>> BEGIN
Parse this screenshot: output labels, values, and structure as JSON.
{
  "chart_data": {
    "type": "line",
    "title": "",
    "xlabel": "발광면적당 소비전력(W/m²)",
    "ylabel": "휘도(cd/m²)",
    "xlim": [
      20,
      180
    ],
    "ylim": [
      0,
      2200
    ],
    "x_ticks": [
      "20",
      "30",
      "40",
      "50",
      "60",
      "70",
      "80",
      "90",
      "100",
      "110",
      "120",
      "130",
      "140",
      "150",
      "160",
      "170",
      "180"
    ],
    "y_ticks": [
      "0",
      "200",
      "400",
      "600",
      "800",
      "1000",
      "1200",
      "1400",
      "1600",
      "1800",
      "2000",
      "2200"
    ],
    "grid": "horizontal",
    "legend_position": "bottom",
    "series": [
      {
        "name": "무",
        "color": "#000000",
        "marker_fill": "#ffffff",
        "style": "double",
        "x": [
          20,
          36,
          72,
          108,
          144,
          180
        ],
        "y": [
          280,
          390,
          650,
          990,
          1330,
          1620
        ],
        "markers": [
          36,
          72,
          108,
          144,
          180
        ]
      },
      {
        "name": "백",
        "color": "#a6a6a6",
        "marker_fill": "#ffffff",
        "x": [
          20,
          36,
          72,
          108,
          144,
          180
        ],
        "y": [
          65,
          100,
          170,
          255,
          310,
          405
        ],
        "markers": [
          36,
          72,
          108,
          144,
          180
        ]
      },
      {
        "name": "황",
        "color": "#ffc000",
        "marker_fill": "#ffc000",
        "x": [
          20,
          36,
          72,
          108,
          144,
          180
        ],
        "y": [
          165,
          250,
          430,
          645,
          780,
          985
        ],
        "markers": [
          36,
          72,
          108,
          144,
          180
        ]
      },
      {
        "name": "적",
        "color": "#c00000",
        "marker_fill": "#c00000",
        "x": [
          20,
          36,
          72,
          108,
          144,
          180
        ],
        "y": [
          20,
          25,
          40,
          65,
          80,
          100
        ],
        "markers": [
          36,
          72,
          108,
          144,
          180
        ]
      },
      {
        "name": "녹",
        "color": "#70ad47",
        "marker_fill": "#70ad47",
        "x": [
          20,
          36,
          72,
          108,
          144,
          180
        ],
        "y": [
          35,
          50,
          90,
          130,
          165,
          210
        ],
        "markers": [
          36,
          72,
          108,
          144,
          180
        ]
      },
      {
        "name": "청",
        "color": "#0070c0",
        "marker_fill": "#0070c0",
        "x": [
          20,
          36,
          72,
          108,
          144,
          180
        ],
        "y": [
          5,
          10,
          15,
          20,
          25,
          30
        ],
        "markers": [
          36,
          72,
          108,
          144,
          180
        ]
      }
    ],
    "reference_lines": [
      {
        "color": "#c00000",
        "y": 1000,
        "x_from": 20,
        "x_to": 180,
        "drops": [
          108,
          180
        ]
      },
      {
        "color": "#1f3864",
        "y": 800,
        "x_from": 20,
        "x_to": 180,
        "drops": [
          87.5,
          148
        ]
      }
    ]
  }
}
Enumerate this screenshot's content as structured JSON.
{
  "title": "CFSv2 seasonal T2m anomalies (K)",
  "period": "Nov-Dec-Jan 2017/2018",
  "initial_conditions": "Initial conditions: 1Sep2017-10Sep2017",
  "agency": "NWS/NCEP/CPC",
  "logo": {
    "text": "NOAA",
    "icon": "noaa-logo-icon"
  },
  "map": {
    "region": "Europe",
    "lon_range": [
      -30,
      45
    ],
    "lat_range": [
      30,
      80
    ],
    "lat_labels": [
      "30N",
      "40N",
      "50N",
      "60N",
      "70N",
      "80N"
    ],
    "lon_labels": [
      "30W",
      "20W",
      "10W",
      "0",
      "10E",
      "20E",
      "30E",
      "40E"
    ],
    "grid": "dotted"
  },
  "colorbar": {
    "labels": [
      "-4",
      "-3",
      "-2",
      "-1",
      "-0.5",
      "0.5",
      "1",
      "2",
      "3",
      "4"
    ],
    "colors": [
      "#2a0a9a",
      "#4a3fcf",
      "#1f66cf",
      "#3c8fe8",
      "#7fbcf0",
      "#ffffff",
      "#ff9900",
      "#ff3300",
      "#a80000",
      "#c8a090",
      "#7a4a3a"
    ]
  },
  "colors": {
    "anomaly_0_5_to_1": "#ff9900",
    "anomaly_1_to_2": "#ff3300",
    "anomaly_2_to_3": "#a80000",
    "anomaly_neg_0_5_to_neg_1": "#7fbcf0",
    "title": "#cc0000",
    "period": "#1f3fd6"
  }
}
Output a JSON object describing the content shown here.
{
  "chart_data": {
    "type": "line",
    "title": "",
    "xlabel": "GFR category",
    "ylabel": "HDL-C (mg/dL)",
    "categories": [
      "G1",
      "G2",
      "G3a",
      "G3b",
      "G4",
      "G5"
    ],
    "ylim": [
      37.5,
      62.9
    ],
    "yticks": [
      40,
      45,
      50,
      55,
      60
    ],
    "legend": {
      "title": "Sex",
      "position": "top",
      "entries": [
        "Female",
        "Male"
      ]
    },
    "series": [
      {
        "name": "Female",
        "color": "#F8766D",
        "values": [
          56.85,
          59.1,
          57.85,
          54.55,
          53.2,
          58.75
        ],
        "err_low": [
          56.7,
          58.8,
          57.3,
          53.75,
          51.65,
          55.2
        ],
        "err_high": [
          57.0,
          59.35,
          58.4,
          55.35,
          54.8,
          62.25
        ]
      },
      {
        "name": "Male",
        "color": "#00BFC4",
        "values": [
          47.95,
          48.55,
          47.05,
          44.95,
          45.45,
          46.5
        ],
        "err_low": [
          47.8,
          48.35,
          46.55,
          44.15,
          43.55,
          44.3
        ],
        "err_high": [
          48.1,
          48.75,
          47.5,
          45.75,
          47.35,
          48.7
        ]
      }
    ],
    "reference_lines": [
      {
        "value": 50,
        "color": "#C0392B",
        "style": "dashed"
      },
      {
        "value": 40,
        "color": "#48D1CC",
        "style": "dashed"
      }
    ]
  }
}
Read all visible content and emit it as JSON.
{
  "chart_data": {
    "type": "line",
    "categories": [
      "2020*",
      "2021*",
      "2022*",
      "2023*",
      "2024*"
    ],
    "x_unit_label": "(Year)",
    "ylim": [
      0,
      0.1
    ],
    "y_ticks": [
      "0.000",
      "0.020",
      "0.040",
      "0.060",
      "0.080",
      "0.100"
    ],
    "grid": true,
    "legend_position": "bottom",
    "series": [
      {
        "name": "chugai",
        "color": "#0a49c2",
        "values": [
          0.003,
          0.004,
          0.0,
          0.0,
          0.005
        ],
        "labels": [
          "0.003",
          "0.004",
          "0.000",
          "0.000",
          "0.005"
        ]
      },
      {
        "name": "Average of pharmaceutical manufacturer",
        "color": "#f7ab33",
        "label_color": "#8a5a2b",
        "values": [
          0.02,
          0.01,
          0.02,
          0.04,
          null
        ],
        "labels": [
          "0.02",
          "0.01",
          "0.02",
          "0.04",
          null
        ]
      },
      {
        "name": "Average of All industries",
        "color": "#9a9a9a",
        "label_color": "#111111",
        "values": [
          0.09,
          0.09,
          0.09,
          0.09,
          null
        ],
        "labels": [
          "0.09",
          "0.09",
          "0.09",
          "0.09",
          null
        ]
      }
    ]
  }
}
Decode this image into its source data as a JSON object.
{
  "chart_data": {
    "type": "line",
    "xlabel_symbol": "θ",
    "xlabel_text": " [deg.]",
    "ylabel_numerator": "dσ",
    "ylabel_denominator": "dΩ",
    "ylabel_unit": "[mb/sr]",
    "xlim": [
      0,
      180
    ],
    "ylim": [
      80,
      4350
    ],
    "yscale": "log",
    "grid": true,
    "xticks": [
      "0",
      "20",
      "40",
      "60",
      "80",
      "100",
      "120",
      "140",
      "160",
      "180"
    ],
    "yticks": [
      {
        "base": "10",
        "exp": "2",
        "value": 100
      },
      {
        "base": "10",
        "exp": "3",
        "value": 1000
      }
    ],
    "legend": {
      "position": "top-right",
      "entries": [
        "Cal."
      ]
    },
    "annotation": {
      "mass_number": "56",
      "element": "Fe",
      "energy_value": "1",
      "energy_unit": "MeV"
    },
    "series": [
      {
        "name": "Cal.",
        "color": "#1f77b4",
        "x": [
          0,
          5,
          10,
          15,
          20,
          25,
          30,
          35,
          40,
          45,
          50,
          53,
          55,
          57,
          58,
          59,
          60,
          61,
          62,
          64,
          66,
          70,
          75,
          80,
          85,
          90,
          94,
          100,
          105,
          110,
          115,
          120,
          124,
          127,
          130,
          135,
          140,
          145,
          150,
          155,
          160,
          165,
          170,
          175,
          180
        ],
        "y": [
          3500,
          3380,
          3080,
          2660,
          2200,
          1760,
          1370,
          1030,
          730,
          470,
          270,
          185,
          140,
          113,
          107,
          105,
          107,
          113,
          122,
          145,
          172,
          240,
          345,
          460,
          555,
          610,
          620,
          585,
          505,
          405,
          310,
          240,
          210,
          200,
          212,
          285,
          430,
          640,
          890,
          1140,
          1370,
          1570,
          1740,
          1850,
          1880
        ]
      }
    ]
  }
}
>> END
### Exercise task:
Find the word "grid" in the records and pull out each line that has it.

### Solution:
    "grid": "horizontal",
    "grid": "dotted"
    "grid": true,
    "grid": true,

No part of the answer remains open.